__Short task__:
Find each line with the string "screenshot" and report it.

# # # #

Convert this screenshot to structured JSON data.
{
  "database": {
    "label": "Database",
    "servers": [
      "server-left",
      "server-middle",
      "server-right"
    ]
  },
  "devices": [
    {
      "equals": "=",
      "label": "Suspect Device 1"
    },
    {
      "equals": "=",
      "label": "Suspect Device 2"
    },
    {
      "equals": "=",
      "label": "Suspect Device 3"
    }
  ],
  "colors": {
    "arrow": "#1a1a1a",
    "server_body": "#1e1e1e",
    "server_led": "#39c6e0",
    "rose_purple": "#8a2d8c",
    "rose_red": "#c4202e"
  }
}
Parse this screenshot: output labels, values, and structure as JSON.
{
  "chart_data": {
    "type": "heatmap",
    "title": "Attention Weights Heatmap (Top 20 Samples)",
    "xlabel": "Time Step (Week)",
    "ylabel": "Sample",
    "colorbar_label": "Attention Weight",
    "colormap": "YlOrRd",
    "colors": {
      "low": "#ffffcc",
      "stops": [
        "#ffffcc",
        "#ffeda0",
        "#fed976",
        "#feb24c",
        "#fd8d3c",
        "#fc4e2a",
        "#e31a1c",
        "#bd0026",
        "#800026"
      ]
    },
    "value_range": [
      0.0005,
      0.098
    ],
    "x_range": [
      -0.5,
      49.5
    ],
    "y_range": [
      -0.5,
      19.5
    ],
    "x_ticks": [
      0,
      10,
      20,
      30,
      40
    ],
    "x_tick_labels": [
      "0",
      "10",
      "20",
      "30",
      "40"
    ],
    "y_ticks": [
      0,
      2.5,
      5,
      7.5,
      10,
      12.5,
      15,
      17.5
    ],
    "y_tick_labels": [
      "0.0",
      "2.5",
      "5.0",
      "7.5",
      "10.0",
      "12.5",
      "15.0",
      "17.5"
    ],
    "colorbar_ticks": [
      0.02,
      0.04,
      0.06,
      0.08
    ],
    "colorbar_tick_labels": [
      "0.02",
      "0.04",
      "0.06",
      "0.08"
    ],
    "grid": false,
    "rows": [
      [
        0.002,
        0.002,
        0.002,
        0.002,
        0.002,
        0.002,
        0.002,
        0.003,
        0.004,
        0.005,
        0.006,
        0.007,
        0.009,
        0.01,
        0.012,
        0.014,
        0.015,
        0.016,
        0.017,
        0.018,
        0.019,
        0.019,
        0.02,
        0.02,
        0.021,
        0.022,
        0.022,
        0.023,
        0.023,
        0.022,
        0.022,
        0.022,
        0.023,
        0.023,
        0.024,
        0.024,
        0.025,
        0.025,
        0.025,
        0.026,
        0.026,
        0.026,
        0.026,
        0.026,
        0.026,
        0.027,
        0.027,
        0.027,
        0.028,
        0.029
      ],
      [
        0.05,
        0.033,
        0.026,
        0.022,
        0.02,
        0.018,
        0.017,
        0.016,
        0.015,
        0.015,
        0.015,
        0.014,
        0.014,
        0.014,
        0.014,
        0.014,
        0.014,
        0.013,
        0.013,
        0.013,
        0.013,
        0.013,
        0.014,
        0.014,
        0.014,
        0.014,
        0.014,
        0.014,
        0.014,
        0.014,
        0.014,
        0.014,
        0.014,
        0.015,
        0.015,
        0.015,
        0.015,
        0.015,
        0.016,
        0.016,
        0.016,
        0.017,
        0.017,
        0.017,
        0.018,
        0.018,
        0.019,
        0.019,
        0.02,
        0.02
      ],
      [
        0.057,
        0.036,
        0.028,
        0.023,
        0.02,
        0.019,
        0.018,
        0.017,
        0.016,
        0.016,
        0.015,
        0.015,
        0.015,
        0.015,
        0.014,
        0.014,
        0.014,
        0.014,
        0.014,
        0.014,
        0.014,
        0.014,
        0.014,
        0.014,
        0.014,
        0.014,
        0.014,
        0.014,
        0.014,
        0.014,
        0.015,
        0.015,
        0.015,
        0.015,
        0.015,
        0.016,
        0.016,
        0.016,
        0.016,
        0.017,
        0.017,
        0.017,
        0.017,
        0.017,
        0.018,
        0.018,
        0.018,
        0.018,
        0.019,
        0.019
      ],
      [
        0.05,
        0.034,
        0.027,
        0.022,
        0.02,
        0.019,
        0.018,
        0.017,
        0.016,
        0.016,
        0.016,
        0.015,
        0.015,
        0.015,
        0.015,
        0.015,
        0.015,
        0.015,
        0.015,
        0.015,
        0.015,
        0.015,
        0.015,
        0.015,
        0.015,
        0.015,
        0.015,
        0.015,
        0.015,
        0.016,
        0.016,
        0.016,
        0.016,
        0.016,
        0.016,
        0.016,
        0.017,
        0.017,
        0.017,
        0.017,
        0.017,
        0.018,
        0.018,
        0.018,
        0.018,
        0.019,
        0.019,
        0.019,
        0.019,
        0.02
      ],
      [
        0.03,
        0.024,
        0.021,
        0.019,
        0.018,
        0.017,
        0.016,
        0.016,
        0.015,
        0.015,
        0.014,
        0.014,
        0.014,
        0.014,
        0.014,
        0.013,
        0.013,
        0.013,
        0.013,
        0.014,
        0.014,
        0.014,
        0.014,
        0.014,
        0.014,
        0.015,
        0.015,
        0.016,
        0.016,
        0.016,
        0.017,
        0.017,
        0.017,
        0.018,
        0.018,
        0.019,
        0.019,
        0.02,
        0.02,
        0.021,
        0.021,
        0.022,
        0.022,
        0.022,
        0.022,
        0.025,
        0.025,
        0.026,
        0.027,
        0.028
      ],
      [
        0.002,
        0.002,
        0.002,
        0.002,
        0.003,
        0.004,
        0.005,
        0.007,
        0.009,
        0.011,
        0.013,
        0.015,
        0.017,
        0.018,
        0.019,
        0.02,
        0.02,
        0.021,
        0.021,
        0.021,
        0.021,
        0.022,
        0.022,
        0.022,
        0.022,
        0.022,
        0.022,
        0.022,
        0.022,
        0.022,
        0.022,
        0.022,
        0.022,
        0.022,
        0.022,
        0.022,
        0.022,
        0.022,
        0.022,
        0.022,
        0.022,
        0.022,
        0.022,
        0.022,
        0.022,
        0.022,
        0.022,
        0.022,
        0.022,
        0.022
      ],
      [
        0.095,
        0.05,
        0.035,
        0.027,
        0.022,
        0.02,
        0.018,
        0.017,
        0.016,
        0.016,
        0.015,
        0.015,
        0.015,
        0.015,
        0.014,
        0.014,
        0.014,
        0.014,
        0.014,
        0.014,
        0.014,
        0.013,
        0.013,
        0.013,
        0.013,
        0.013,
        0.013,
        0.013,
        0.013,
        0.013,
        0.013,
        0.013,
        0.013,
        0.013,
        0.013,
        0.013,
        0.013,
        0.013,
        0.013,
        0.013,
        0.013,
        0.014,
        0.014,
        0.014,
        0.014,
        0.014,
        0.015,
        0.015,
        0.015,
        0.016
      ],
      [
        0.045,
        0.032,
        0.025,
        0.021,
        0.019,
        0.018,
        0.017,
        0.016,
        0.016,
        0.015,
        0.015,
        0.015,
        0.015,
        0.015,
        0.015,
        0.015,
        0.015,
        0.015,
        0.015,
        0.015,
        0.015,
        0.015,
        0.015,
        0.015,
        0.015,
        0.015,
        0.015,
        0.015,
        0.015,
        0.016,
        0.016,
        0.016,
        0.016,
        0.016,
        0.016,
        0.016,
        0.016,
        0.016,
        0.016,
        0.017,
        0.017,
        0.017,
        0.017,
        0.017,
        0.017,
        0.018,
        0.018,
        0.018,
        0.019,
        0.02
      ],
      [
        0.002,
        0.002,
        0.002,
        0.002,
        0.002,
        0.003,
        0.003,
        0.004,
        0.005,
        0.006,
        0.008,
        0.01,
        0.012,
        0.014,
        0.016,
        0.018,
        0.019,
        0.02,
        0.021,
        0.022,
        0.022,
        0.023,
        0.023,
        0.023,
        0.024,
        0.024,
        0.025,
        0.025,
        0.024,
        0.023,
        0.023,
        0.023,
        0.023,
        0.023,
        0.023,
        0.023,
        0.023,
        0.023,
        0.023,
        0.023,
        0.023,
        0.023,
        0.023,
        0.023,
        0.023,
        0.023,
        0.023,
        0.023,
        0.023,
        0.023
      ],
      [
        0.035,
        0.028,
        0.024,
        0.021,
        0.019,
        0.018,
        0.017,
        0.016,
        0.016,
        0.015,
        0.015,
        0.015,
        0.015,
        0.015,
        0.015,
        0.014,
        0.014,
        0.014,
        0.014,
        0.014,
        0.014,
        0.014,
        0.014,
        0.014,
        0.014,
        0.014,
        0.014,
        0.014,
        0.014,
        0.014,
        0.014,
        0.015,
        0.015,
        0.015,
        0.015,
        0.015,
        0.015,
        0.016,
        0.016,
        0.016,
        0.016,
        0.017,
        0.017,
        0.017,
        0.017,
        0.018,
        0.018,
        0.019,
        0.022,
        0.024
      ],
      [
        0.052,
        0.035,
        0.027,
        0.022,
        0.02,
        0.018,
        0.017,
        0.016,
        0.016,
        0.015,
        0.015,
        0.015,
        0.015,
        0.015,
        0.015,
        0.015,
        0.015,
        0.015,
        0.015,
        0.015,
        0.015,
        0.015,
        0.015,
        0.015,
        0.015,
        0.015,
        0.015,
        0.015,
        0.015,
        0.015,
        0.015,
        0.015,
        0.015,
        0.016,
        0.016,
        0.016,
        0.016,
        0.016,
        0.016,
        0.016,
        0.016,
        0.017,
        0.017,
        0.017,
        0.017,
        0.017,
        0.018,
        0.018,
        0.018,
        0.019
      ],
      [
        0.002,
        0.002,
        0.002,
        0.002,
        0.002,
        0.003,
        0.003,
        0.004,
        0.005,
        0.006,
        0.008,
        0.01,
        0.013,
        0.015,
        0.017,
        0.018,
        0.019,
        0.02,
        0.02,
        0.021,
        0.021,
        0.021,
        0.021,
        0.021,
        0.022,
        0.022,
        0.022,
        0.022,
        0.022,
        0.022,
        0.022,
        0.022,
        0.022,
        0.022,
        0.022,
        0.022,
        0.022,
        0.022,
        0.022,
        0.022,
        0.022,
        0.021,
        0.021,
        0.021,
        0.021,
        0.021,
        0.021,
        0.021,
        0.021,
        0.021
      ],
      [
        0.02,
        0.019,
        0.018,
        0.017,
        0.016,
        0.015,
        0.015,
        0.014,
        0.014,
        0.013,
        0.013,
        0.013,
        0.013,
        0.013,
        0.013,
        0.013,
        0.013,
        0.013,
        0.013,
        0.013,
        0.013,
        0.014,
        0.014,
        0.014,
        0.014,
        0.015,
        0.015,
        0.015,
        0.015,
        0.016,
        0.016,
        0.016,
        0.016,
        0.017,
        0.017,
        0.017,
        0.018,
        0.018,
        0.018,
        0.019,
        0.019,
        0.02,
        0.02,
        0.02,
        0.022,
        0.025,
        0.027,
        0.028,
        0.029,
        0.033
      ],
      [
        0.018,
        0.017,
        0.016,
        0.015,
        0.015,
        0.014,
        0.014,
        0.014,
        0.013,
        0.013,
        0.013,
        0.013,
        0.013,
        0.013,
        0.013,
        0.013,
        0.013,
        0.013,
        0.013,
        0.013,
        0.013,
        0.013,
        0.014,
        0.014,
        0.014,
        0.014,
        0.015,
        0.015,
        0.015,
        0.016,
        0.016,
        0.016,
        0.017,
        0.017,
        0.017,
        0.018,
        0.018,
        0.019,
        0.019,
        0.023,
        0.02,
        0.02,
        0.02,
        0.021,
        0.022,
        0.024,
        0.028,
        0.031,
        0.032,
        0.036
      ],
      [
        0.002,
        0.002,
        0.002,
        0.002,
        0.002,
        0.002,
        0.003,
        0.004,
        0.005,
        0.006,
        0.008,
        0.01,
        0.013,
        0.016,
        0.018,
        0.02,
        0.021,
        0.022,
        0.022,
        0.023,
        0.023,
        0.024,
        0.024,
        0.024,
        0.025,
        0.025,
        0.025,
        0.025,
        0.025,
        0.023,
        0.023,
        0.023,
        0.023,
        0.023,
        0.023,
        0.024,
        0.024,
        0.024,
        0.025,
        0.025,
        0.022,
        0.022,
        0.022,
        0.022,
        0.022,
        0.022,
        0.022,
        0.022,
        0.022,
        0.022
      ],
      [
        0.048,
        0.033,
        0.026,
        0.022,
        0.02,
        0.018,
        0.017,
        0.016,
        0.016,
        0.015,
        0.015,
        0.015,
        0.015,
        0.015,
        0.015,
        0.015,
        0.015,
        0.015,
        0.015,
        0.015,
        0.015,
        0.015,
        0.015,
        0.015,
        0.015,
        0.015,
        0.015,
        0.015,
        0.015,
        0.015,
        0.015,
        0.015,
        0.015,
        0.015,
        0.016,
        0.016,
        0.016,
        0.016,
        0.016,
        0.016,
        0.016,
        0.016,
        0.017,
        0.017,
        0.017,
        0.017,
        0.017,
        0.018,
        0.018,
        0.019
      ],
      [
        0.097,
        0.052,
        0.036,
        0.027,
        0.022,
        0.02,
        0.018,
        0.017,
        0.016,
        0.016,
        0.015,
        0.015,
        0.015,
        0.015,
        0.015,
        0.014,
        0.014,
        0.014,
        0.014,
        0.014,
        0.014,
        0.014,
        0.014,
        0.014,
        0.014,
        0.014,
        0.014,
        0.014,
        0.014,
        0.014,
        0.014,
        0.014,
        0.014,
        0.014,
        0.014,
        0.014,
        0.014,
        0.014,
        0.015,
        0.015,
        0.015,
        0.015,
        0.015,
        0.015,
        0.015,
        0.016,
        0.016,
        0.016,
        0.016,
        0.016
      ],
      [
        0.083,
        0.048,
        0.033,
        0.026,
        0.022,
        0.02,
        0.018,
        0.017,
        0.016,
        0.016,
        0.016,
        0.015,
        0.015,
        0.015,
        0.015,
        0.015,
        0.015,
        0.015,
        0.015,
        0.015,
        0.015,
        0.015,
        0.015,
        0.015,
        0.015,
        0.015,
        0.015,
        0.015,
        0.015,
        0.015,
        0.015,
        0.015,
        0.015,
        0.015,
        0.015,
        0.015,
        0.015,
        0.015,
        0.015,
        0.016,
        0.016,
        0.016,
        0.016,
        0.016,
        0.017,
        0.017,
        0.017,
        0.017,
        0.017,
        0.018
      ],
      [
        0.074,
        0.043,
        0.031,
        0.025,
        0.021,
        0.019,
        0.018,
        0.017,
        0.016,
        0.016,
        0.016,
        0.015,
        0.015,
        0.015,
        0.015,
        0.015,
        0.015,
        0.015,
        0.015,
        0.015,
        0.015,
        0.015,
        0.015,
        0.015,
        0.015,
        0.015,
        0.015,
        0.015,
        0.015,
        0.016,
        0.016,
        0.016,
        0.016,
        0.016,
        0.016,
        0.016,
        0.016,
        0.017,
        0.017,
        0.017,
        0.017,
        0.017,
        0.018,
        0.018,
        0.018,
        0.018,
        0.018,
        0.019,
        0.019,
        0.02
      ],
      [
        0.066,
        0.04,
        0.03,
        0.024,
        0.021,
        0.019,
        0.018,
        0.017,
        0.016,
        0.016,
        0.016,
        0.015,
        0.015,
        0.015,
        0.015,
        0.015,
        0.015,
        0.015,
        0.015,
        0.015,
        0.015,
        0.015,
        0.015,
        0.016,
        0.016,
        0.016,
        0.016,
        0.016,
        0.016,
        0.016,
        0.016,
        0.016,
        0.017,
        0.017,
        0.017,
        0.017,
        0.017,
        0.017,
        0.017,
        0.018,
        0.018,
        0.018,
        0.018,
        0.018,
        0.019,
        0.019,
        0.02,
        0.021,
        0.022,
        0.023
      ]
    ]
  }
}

# # # #

__Correct answer__:
Convert this screenshot to structured JSON data.
Parse this screenshot: output labels, values, and structure as JSON.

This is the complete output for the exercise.